= Excerpts from a figure dataset =
--------
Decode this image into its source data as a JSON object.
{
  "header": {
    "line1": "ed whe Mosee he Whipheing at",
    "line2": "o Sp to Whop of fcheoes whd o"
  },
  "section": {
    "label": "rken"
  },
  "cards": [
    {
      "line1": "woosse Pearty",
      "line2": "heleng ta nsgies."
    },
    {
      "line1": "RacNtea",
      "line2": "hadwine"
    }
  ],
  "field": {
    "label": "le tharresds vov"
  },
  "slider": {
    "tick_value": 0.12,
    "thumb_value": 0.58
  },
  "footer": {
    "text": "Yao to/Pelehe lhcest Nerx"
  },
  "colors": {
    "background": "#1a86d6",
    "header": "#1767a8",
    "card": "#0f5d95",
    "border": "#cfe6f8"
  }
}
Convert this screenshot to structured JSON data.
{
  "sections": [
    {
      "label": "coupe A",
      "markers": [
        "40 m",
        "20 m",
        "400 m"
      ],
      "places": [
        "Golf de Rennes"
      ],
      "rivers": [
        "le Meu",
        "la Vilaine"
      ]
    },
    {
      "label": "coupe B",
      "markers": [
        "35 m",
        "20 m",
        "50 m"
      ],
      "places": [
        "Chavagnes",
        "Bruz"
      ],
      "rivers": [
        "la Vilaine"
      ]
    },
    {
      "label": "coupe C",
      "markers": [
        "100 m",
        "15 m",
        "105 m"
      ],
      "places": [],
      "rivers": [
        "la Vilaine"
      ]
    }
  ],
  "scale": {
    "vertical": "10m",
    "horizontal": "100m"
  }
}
--------
Write only the number of lines in the data above that include "coupe".

= RESPONSE =
3